=== PROBLEM TO WORK ON ===
Every entry must be duplicated precisely as written.

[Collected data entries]
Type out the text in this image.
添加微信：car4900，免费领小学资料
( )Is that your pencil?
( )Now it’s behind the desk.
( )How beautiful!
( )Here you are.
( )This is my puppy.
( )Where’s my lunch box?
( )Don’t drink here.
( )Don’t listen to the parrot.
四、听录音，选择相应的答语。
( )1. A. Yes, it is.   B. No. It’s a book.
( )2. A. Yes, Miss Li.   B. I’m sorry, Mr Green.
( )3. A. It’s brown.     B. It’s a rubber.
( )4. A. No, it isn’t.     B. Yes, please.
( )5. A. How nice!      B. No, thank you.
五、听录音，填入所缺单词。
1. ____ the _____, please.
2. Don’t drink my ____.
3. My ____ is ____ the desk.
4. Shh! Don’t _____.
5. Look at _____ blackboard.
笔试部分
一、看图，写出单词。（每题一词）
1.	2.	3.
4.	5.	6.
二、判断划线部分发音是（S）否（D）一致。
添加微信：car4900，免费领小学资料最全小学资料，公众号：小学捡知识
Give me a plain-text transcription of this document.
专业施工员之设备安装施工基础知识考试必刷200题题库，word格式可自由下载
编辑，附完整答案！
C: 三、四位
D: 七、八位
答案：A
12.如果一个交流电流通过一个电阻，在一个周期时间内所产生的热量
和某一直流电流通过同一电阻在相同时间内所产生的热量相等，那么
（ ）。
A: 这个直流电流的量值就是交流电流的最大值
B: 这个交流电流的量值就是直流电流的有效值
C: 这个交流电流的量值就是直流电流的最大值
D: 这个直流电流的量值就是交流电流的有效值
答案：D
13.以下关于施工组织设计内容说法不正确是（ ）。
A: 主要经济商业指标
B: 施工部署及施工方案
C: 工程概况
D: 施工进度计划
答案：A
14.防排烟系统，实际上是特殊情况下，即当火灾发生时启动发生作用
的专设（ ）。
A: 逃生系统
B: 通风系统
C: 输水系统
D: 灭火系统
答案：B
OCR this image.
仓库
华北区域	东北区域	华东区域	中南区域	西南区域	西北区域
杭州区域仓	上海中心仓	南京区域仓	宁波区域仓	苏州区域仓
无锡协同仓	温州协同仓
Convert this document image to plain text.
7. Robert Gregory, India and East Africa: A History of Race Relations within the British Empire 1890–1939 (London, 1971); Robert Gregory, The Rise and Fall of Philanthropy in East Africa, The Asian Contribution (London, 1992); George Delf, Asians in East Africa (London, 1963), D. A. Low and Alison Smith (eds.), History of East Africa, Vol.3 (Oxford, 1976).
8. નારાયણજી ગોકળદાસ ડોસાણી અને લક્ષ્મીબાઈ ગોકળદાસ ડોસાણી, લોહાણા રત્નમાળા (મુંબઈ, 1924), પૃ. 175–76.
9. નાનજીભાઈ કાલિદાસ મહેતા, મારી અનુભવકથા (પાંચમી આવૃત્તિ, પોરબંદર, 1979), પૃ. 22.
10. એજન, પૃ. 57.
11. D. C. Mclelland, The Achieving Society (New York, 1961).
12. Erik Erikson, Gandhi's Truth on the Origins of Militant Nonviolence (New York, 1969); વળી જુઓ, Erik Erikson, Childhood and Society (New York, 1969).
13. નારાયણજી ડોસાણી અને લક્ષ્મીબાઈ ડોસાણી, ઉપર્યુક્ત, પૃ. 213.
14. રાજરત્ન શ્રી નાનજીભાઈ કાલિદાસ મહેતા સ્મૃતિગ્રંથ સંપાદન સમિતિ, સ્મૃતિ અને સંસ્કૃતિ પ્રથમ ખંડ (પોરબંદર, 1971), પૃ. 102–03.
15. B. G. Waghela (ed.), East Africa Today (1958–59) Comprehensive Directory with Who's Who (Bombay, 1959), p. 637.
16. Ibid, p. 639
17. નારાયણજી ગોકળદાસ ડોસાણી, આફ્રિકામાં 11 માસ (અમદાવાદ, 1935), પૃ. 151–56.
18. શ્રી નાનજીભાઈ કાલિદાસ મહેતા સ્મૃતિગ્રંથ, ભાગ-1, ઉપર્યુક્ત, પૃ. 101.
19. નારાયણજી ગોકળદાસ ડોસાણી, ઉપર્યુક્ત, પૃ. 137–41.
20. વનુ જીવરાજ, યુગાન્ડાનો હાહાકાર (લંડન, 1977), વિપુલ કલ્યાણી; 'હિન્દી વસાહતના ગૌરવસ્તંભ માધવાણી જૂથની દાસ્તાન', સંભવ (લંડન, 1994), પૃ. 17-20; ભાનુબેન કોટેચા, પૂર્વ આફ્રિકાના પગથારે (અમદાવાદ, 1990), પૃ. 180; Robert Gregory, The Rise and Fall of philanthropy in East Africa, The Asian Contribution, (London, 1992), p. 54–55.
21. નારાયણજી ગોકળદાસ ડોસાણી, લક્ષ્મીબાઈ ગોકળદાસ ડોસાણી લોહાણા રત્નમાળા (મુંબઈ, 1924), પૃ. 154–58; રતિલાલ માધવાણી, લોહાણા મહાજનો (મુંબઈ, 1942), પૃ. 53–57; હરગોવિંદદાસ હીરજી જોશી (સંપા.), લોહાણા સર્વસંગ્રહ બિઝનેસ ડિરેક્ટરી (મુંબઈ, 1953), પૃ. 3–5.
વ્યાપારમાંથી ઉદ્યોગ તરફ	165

=== OUTPUT OF THE EXERCISE ===
Type out the text in this image.
添加微信：car4900，免费领小学资料
( )Is that your pencil?
( )Now it’s behind the desk.
( )How beautiful!
( )Here you are.
( )This is my puppy.
( )Where’s my lunch box?
( )Don’t drink here.
( )Don’t listen to the parrot.
四、听录音，选择相应的答语。
( )1. A. Yes, it is.   B. No. It’s a book.
( )2. A. Yes, Miss Li.   B. I’m sorry, Mr Green.
( )3. A. It’s brown.     B. It’s a rubber.
( )4. A. No, it isn’t.     B. Yes, please.
( )5. A. How nice!      B. No, thank you.
五、听录音，填入所缺单词。
1. ____ the _____, please.
2. Don’t drink my ____.
3. My ____ is ____ the desk.
4. Shh! Don’t _____.
5. Look at _____ blackboard.
笔试部分
一、看图，写出单词。（每题一词）
1.	2.	3.
4.	5.	6.
二、判断划线部分发音是（S）否（D）一致。
添加微信：car4900，免费领小学资料最全小学资料，公众号：小学捡知识
Give me a plain-text transcription of this document.
专业施工员之设备安装施工基础知识考试必刷200题题库，word格式可自由下载
编辑，附完整答案！
C: 三、四位
D: 七、八位
答案：A
12.如果一个交流电流通过一个电阻，在一个周期时间内所产生的热量
和某一直流电流通过同一电阻在相同时间内所产生的热量相等，那么
（ ）。
A: 这个直流电流的量值就是交流电流的最大值
B: 这个交流电流的量值就是直流电流的有效值
C: 这个交流电流的量值就是直流电流的最大值
D: 这个直流电流的量值就是交流电流的有效值
答案：D
13.以下关于施工组织设计内容说法不正确是（ ）。
A: 主要经济商业指标
B: 施工部署及施工方案
C: 工程概况
D: 施工进度计划
答案：A
14.防排烟系统，实际上是特殊情况下，即当火灾发生时启动发生作用
的专设（ ）。
A: 逃生系统
B: 通风系统
C: 输水系统
D: 灭火系统
答案：B
OCR this image.
仓库
华北区域	东北区域	华东区域	中南区域	西南区域	西北区域
杭州区域仓	上海中心仓	南京区域仓	宁波区域仓	苏州区域仓
无锡协同仓	温州协同仓
Convert this document image to plain text.
7. Robert Gregory, India and East Africa: A History of Race Relations within the British Empire 1890–1939 (London, 1971); Robert Gregory, The Rise and Fall of Philanthropy in East Africa, The Asian Contribution (London, 1992); George Delf, Asians in East Africa (London, 1963), D. A. Low and Alison Smith (eds.), History of East Africa, Vol.3 (Oxford, 1976).
8. નારાયણજી ગોકળદાસ ડોસાણી અને લક્ષ્મીબાઈ ગોકળદાસ ડોસાણી, લોહાણા રત્નમાળા (મુંબઈ, 1924), પૃ. 175–76.
9. નાનજીભાઈ કાલિદાસ મહેતા, મારી અનુભવકથા (પાંચમી આવૃત્તિ, પોરબંદર, 1979), પૃ. 22.
10. એજન, પૃ. 57.
11. D. C. Mclelland, The Achieving Society (New York, 1961).
12. Erik Erikson, Gandhi's Truth on the Origins of Militant Nonviolence (New York, 1969); વળી જુઓ, Erik Erikson, Childhood and Society (New York, 1969).
13. નારાયણજી ડોસાણી અને લક્ષ્મીબાઈ ડોસાણી, ઉપર્યુક્ત, પૃ. 213.
14. રાજરત્ન શ્રી નાનજીભાઈ કાલિદાસ મહેતા સ્મૃતિગ્રંથ સંપાદન સમિતિ, સ્મૃતિ અને સંસ્કૃતિ પ્રથમ ખંડ (પોરબંદર, 1971), પૃ. 102–03.
15. B. G. Waghela (ed.), East Africa Today (1958–59) Comprehensive Directory with Who's Who (Bombay, 1959), p. 637.
16. Ibid, p. 639
17. નારાયણજી ગોકળદાસ ડોસાણી, આફ્રિકામાં 11 માસ (અમદાવાદ, 1935), પૃ. 151–56.
18. શ્રી નાનજીભાઈ કાલિદાસ મહેતા સ્મૃતિગ્રંથ, ભાગ-1, ઉપર્યુક્ત, પૃ. 101.
19. નારાયણજી ગોકળદાસ ડોસાણી, ઉપર્યુક્ત, પૃ. 137–41.
20. વનુ જીવરાજ, યુગાન્ડાનો હાહાકાર (લંડન, 1977), વિપુલ કલ્યાણી; 'હિન્દી વસાહતના ગૌરવસ્તંભ માધવાણી જૂથની દાસ્તાન', સંભવ (લંડન, 1994), પૃ. 17-20; ભાનુબેન કોટેચા, પૂર્વ આફ્રિકાના પગથારે (અમદાવાદ, 1990), પૃ. 180; Robert Gregory, The Rise and Fall of philanthropy in East Africa, The Asian Contribution, (London, 1992), p. 54–55.
21. નારાયણજી ગોકળદાસ ડોસાણી, લક્ષ્મીબાઈ ગોકળદાસ ડોસાણી લોહાણા રત્નમાળા (મુંબઈ, 1924), પૃ. 154–58; રતિલાલ માધવાણી, લોહાણા મહાજનો (મુંબઈ, 1942), પૃ. 53–57; હરગોવિંદદાસ હીરજી જોશી (સંપા.), લોહાણા સર્વસંગ્રહ બિઝનેસ ડિરેક્ટરી (મુંબઈ, 1953), પૃ. 3–5.
વ્યાપારમાંથી ઉદ્યોગ તરફ	165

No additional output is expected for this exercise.